▶ _Stated goal_:
Every entry below should be repeated exactly; the pictures should not.

Dataset records
---*---

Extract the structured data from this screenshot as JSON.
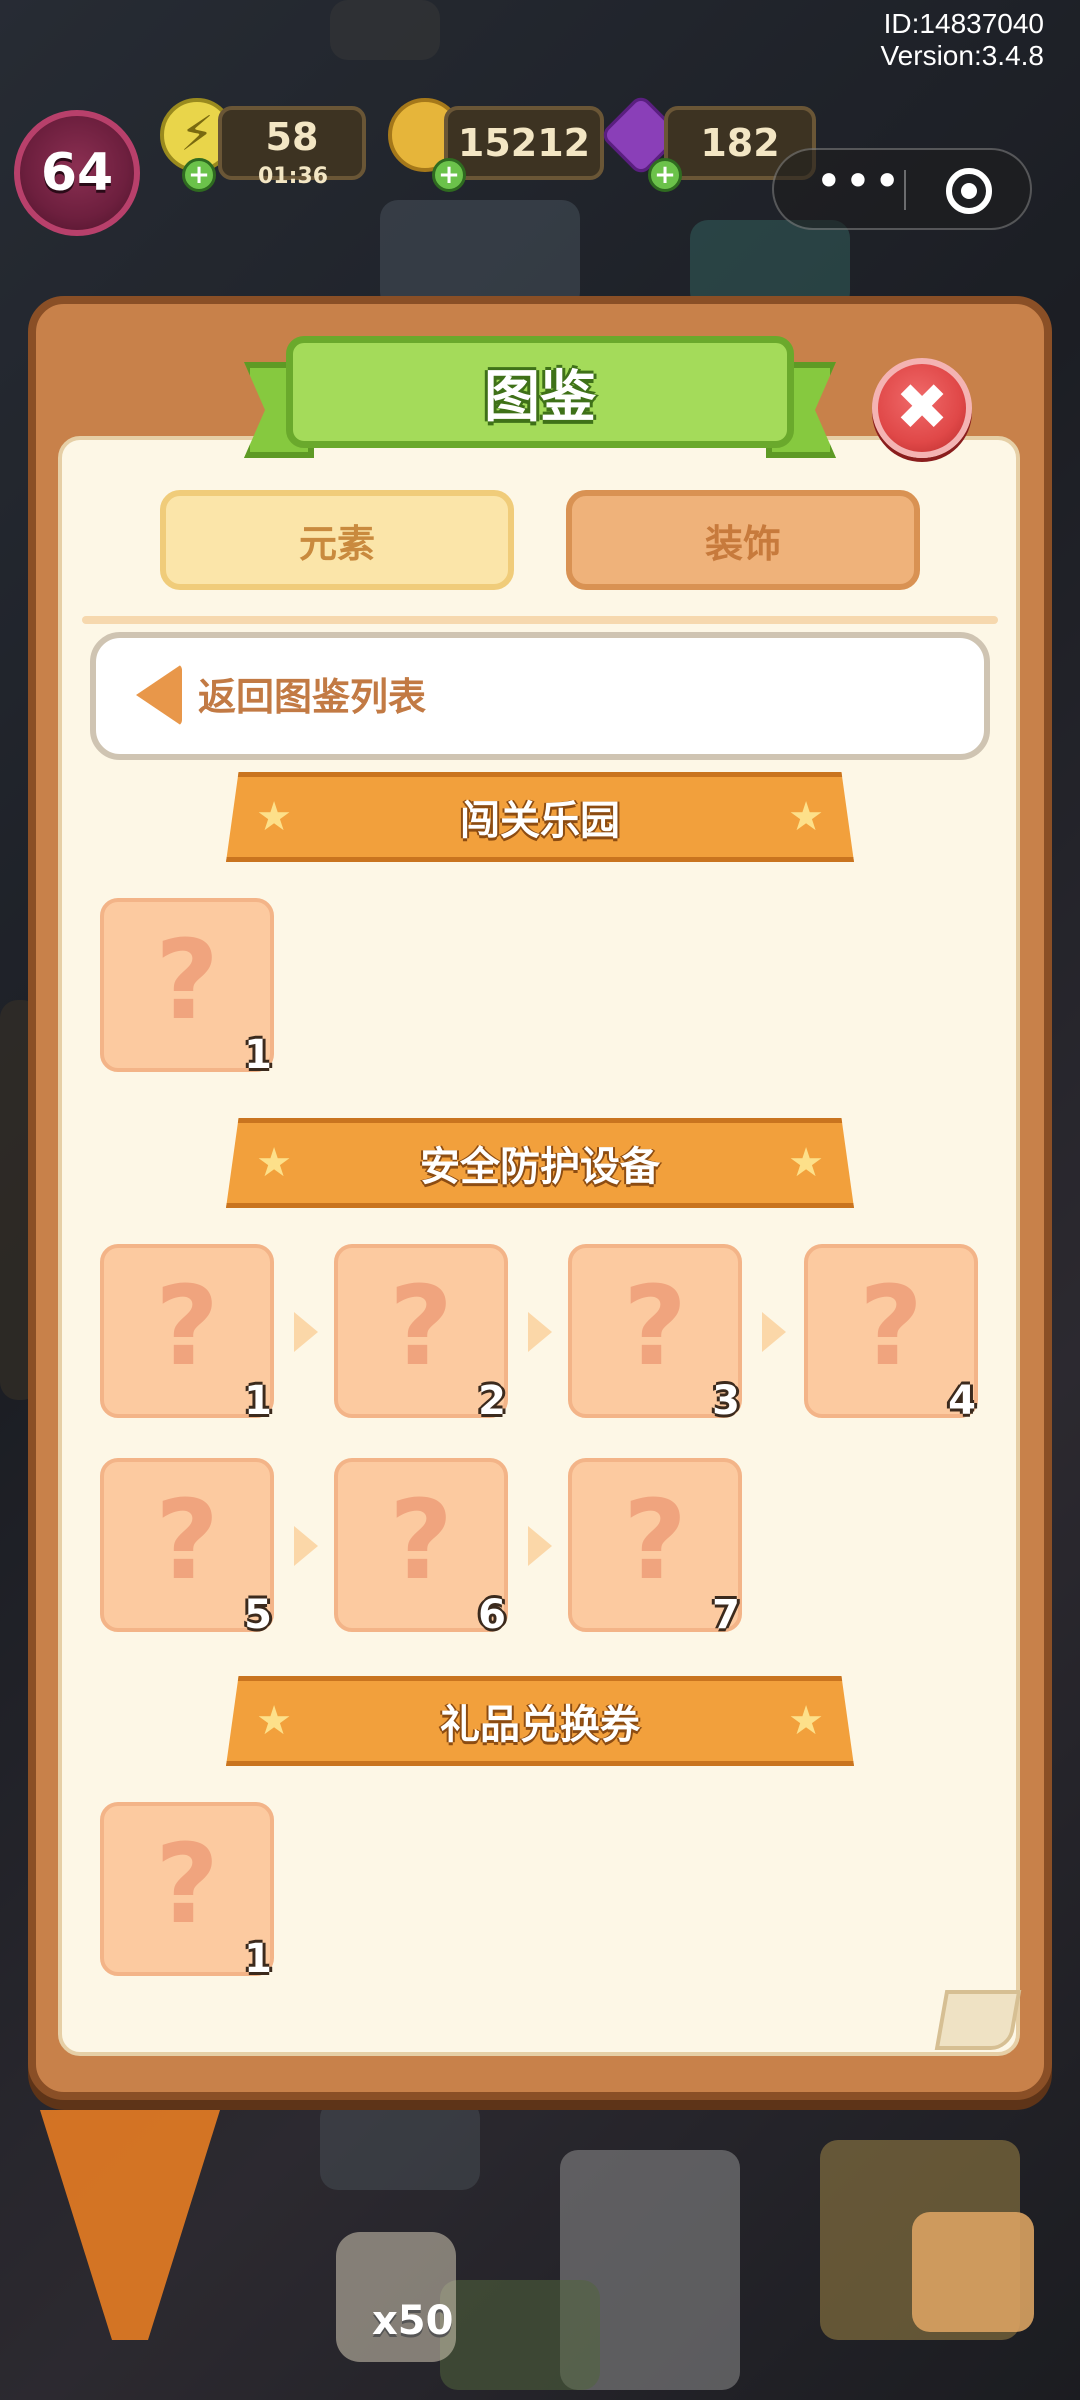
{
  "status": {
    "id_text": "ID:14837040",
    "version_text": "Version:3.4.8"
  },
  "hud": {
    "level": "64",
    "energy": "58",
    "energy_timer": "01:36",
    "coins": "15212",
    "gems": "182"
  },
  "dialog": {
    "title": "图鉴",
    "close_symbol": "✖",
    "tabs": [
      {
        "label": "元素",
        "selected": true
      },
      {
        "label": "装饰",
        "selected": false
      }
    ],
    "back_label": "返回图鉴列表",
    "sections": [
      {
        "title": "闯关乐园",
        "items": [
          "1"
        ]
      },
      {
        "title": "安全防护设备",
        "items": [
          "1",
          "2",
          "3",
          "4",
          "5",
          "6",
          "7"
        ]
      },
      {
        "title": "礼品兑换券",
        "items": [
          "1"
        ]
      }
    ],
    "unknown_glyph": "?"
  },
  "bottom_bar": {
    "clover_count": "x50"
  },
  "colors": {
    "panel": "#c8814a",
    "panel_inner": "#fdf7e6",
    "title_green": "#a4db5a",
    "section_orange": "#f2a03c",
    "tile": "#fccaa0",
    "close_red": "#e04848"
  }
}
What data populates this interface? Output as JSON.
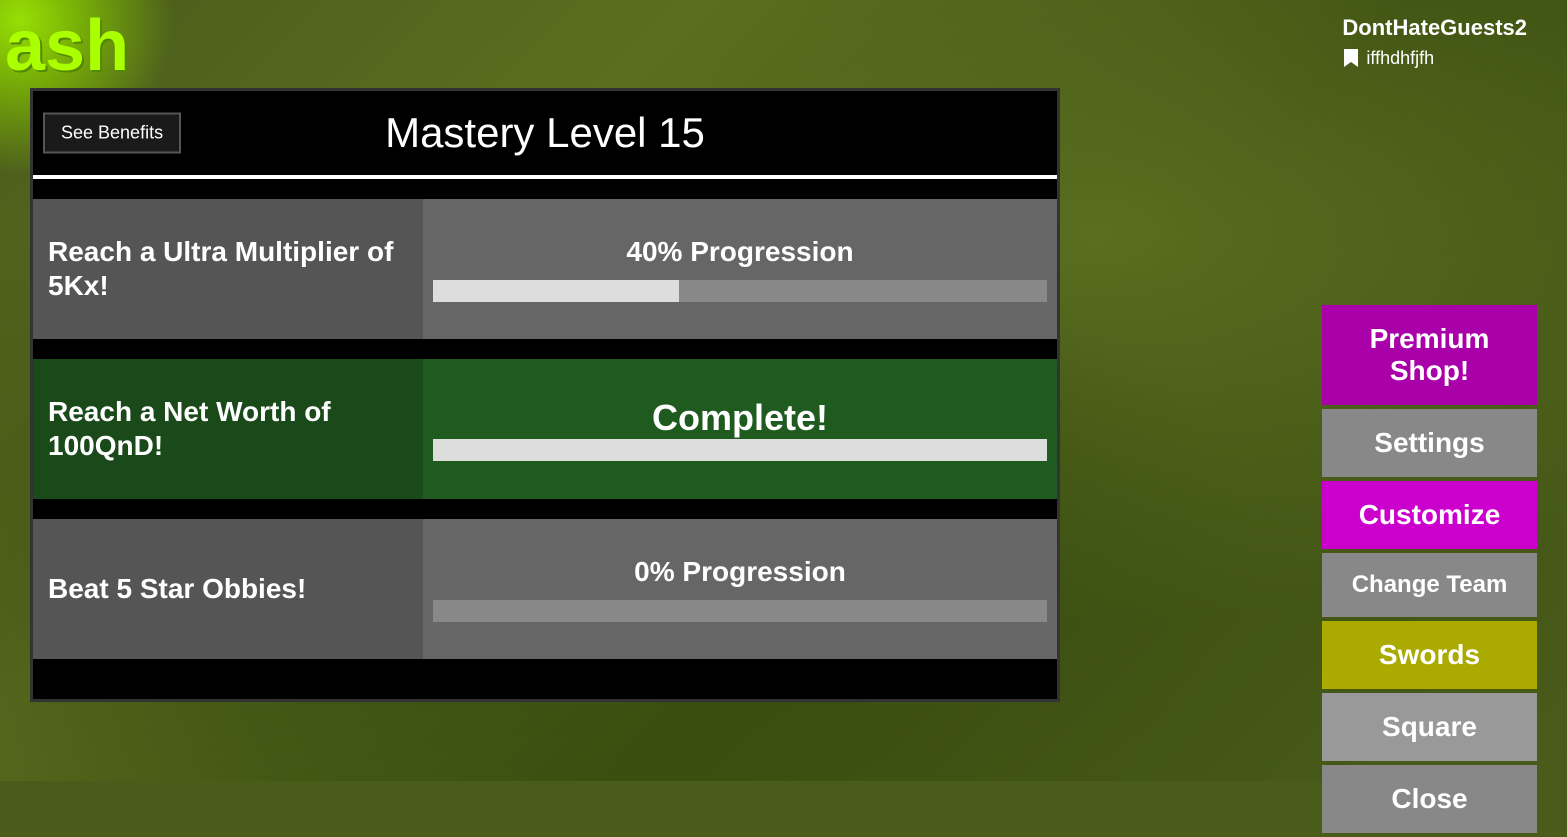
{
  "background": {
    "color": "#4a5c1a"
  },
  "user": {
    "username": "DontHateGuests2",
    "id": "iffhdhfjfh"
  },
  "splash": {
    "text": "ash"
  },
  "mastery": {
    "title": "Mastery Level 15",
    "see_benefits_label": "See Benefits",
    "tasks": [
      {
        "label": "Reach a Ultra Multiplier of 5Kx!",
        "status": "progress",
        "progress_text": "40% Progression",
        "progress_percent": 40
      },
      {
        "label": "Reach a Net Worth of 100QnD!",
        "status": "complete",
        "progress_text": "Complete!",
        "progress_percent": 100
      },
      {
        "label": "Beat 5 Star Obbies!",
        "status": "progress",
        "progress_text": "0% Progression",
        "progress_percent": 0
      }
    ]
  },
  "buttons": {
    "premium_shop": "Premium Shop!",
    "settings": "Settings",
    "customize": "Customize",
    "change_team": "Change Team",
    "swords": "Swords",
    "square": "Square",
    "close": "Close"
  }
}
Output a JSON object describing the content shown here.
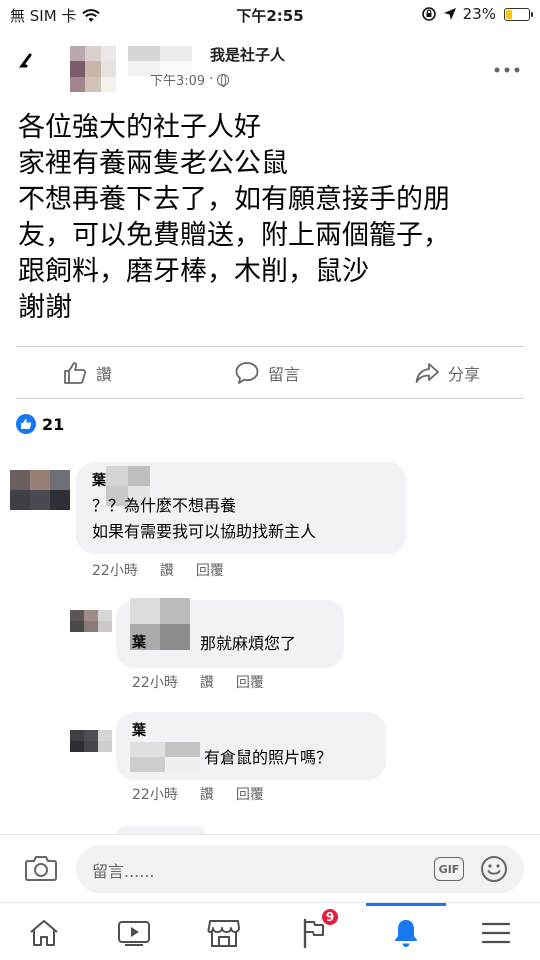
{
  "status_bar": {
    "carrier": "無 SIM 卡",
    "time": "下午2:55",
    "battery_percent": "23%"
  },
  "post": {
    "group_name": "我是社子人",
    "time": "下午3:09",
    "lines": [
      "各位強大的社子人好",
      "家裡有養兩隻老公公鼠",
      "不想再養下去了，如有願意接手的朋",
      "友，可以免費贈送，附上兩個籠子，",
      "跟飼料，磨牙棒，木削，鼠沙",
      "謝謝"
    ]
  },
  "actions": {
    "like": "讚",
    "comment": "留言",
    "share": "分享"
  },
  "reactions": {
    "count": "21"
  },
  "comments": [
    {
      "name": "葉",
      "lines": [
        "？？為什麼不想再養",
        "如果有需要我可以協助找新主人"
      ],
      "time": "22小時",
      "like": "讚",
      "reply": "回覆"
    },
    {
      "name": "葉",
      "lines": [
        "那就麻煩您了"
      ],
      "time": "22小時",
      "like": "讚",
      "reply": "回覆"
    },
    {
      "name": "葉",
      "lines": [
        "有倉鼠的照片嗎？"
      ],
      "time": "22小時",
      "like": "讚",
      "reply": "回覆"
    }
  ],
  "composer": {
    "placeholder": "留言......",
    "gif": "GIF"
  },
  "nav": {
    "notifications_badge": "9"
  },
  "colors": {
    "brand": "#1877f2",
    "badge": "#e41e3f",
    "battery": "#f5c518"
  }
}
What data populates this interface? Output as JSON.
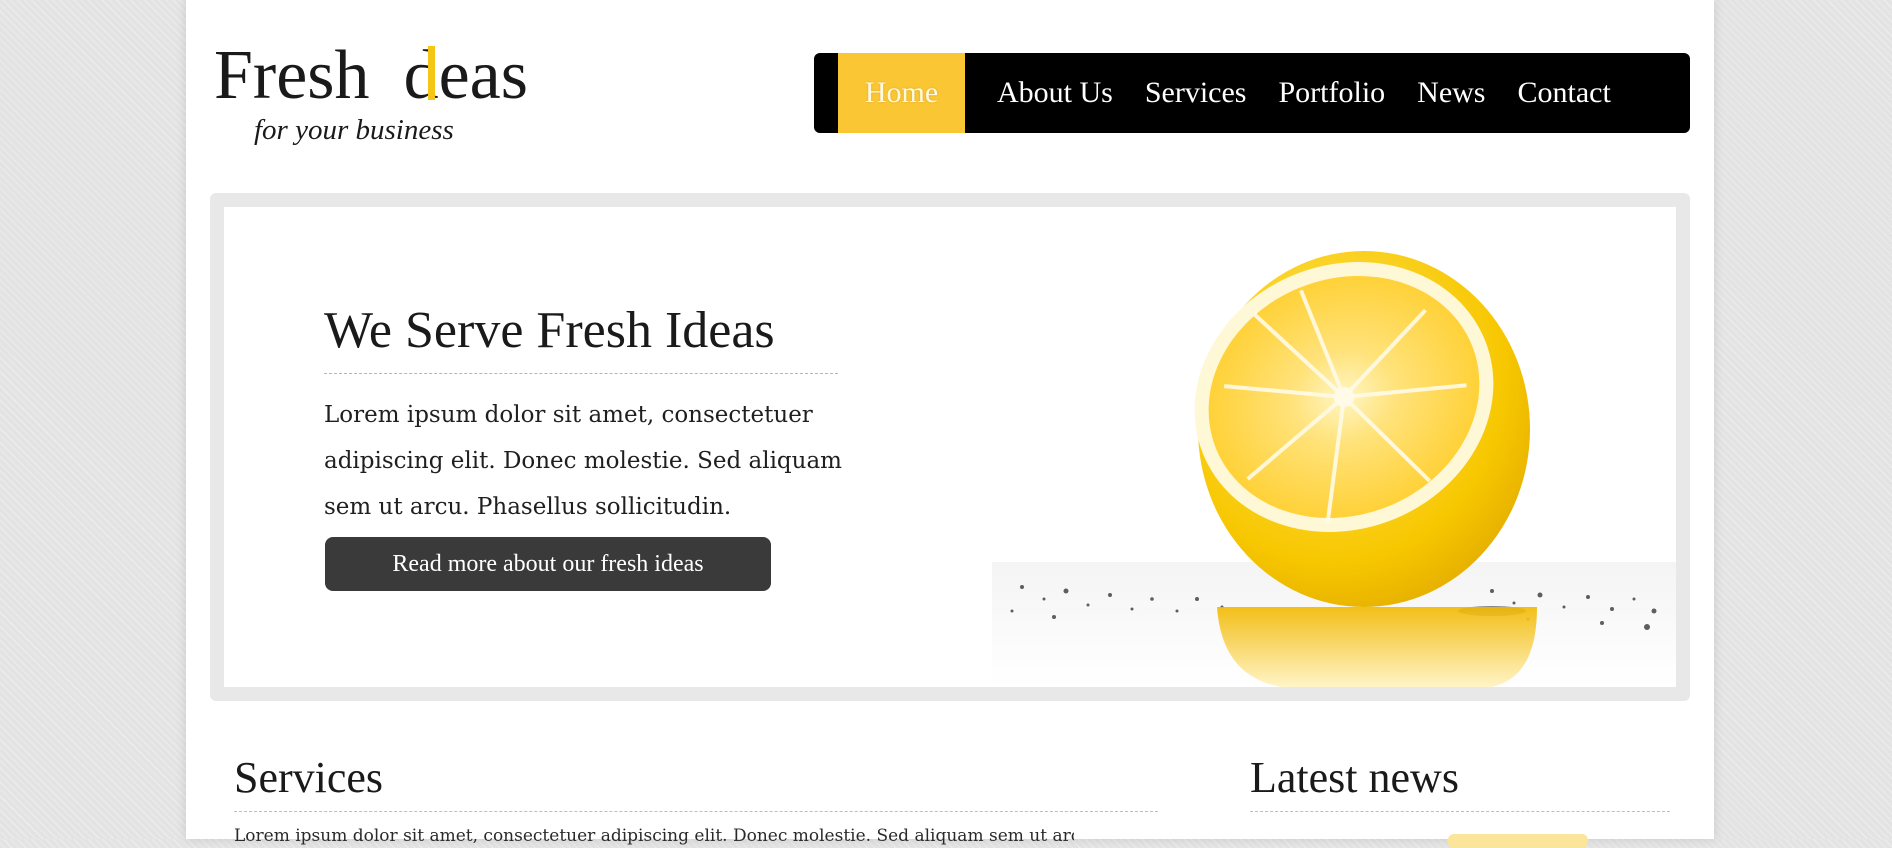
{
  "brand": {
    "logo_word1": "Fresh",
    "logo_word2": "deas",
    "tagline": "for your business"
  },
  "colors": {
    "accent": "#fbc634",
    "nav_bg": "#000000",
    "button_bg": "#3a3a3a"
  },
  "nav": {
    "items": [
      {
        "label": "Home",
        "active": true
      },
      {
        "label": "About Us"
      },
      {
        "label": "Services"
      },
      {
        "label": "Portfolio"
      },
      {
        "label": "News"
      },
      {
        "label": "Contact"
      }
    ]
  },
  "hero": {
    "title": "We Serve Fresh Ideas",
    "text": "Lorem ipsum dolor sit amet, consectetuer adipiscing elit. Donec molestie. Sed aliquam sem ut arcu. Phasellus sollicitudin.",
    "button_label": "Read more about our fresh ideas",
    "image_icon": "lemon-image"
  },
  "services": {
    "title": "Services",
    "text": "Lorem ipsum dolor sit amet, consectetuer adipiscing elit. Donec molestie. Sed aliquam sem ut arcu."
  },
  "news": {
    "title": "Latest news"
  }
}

---*---

▶ _Exercise result_:
Extract the structured data from this screenshot as JSON.
{
  "status": {
    "id_text": "ID:14837040",
    "version_text": "Version:3.4.8"
  },
  "hud": {
    "level": "64",
    "energy": "58",
    "energy_timer": "01:36",
    "coins": "15212",
    "gems": "182"
  },
  "dialog": {
    "title": "图鉴",
    "close_symbol": "✖",
    "tabs": [
      {
        "label": "元素",
        "selected": true
      },
      {
        "label": "装饰",
        "selected": false
      }
    ],
    "back_label": "返回图鉴列表",
    "sections": [
      {
        "title": "闯关乐园",
        "items": [
          "1"
        ]
      },
      {
        "title": "安全防护设备",
        "items": [
          "1",
          "2",
          "3",
          "4",
          "5",
          "6",
          "7"
        ]
      },
      {
        "title": "礼品兑换券",
        "items": [
          "1"
        ]
      }
    ],
    "unknown_glyph": "?"
  },
  "bottom_bar": {
    "clover_count": "x50"
  },
  "colors": {
    "panel": "#c8814a",
    "panel_inner": "#fdf7e6",
    "title_green": "#a4db5a",
    "section_orange": "#f2a03c",
    "tile": "#fccaa0",
    "close_red": "#e04848"
  }
}
What data populates this interface? Output as JSON.
{
  "background": {
    "color": "#4a5c1a"
  },
  "user": {
    "username": "DontHateGuests2",
    "id": "iffhdhfjfh"
  },
  "splash": {
    "text": "ash"
  },
  "mastery": {
    "title": "Mastery Level 15",
    "see_benefits_label": "See Benefits",
    "tasks": [
      {
        "label": "Reach a Ultra Multiplier of 5Kx!",
        "status": "progress",
        "progress_text": "40% Progression",
        "progress_percent": 40
      },
      {
        "label": "Reach a Net Worth of 100QnD!",
        "status": "complete",
        "progress_text": "Complete!",
        "progress_percent": 100
      },
      {
        "label": "Beat 5 Star Obbies!",
        "status": "progress",
        "progress_text": "0% Progression",
        "progress_percent": 0
      }
    ]
  },
  "buttons": {
    "premium_shop": "Premium Shop!",
    "settings": "Settings",
    "customize": "Customize",
    "change_team": "Change Team",
    "swords": "Swords",
    "square": "Square",
    "close": "Close"
  }
}
Output a JSON object describing the content shown here.
{
  "status_bar": {
    "carrier": "無 SIM 卡",
    "time": "下午2:55",
    "battery_percent": "23%"
  },
  "post": {
    "group_name": "我是社子人",
    "time": "下午3:09",
    "lines": [
      "各位強大的社子人好",
      "家裡有養兩隻老公公鼠",
      "不想再養下去了，如有願意接手的朋",
      "友，可以免費贈送，附上兩個籠子，",
      "跟飼料，磨牙棒，木削，鼠沙",
      "謝謝"
    ]
  },
  "actions": {
    "like": "讚",
    "comment": "留言",
    "share": "分享"
  },
  "reactions": {
    "count": "21"
  },
  "comments": [
    {
      "name": "葉",
      "lines": [
        "？？為什麼不想再養",
        "如果有需要我可以協助找新主人"
      ],
      "time": "22小時",
      "like": "讚",
      "reply": "回覆"
    },
    {
      "name": "葉",
      "lines": [
        "那就麻煩您了"
      ],
      "time": "22小時",
      "like": "讚",
      "reply": "回覆"
    },
    {
      "name": "葉",
      "lines": [
        "有倉鼠的照片嗎？"
      ],
      "time": "22小時",
      "like": "讚",
      "reply": "回覆"
    }
  ],
  "composer": {
    "placeholder": "留言......",
    "gif": "GIF"
  },
  "nav": {
    "notifications_badge": "9"
  },
  "colors": {
    "brand": "#1877f2",
    "badge": "#e41e3f",
    "battery": "#f5c518"
  }
}
What data populates this interface? Output as JSON.
{
  "brand": {
    "logo_word1": "Fresh",
    "logo_word2": "deas",
    "tagline": "for your business"
  },
  "colors": {
    "accent": "#fbc634",
    "nav_bg": "#000000",
    "button_bg": "#3a3a3a"
  },
  "nav": {
    "items": [
      {
        "label": "Home",
        "active": true
      },
      {
        "label": "About Us"
      },
      {
        "label": "Services"
      },
      {
        "label": "Portfolio"
      },
      {
        "label": "News"
      },
      {
        "label": "Contact"
      }
    ]
  },
  "hero": {
    "title": "We Serve Fresh Ideas",
    "text": "Lorem ipsum dolor sit amet, consectetuer adipiscing elit. Donec molestie. Sed aliquam sem ut arcu. Phasellus sollicitudin.",
    "button_label": "Read more about our fresh ideas",
    "image_icon": "lemon-image"
  },
  "services": {
    "title": "Services",
    "text": "Lorem ipsum dolor sit amet, consectetuer adipiscing elit. Donec molestie. Sed aliquam sem ut arcu."
  },
  "news": {
    "title": "Latest news"
  }
}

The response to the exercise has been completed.